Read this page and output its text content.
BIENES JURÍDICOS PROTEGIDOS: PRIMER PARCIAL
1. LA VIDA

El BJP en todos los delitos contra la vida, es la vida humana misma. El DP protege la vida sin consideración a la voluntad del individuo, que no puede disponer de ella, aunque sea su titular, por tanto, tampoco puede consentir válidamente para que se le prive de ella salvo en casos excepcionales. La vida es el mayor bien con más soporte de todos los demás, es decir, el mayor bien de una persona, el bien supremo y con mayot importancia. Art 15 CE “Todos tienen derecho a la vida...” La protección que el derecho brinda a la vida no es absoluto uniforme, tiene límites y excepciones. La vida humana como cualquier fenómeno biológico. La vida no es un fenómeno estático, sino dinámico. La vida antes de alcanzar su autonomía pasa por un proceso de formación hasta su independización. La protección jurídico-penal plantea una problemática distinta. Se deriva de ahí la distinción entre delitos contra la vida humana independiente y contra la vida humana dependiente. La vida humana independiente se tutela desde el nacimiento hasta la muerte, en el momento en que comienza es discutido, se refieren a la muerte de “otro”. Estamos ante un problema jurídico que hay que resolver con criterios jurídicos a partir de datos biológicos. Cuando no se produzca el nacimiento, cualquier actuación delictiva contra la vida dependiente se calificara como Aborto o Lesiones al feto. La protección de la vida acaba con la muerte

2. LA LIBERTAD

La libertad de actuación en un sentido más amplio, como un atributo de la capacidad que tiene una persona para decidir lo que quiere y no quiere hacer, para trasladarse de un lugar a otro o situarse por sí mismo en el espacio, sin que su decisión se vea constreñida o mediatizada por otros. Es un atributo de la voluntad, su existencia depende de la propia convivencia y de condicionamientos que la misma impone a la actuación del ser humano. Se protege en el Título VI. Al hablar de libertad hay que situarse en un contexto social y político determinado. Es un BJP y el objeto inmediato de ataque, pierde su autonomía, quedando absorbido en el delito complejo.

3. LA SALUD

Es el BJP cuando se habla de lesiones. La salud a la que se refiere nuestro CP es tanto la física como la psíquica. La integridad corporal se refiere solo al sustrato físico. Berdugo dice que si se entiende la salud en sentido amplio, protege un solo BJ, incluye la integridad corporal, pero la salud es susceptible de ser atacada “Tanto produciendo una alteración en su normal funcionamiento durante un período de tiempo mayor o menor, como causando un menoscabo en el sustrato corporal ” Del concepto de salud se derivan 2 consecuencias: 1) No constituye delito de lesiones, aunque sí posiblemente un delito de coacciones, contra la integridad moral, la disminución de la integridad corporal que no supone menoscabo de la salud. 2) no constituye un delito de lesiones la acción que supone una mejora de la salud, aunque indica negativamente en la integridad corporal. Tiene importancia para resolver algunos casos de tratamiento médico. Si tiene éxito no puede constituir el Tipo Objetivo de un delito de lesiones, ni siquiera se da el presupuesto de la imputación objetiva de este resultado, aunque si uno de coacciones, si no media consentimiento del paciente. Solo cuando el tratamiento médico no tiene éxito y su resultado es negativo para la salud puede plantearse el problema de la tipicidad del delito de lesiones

=== What this task involves ===
Each line of the material must be restated exactly.

=== Completed task ===
Read this page and output its text content.
BIENES JURÍDICOS PROTEGIDOS: PRIMER PARCIAL
1. LA VIDA

El BJP en todos los delitos contra la vida, es la vida humana misma. El DP protege la vida sin consideración a la voluntad del individuo, que no puede disponer de ella, aunque sea su titular, por tanto, tampoco puede consentir válidamente para que se le prive de ella salvo en casos excepcionales. La vida es el mayor bien con más soporte de todos los demás, es decir, el mayor bien de una persona, el bien supremo y con mayot importancia. Art 15 CE “Todos tienen derecho a la vida...” La protección que el derecho brinda a la vida no es absoluto uniforme, tiene límites y excepciones. La vida humana como cualquier fenómeno biológico. La vida no es un fenómeno estático, sino dinámico. La vida antes de alcanzar su autonomía pasa por un proceso de formación hasta su independización. La protección jurídico-penal plantea una problemática distinta. Se deriva de ahí la distinción entre delitos contra la vida humana independiente y contra la vida humana dependiente. La vida humana independiente se tutela desde el nacimiento hasta la muerte, en el momento en que comienza es discutido, se refieren a la muerte de “otro”. Estamos ante un problema jurídico que hay que resolver con criterios jurídicos a partir de datos biológicos. Cuando no se produzca el nacimiento, cualquier actuación delictiva contra la vida dependiente se calificara como Aborto o Lesiones al feto. La protección de la vida acaba con la muerte

2. LA LIBERTAD

La libertad de actuación en un sentido más amplio, como un atributo de la capacidad que tiene una persona para decidir lo que quiere y no quiere hacer, para trasladarse de un lugar a otro o situarse por sí mismo en el espacio, sin que su decisión se vea constreñida o mediatizada por otros. Es un atributo de la voluntad, su existencia depende de la propia convivencia y de condicionamientos que la misma impone a la actuación del ser humano. Se protege en el Título VI. Al hablar de libertad hay que situarse en un contexto social y político determinado. Es un BJP y el objeto inmediato de ataque, pierde su autonomía, quedando absorbido en el delito complejo.

3. LA SALUD

Es el BJP cuando se habla de lesiones. La salud a la que se refiere nuestro CP es tanto la física como la psíquica. La integridad corporal se refiere solo al sustrato físico. Berdugo dice que si se entiende la salud en sentido amplio, protege un solo BJ, incluye la integridad corporal, pero la salud es susceptible de ser atacada “Tanto produciendo una alteración en su normal funcionamiento durante un período de tiempo mayor o menor, como causando un menoscabo en el sustrato corporal ” Del concepto de salud se derivan 2 consecuencias: 1) No constituye delito de lesiones, aunque sí posiblemente un delito de coacciones, contra la integridad moral, la disminución de la integridad corporal que no supone menoscabo de la salud. 2) no constituye un delito de lesiones la acción que supone una mejora de la salud, aunque indica negativamente en la integridad corporal. Tiene importancia para resolver algunos casos de tratamiento médico. Si tiene éxito no puede constituir el Tipo Objetivo de un delito de lesiones, ni siquiera se da el presupuesto de la imputación objetiva de este resultado, aunque si uno de coacciones, si no media consentimiento del paciente. Solo cuando el tratamiento médico no tiene éxito y su resultado es negativo para la salud puede plantearse el problema de la tipicidad del delito de lesiones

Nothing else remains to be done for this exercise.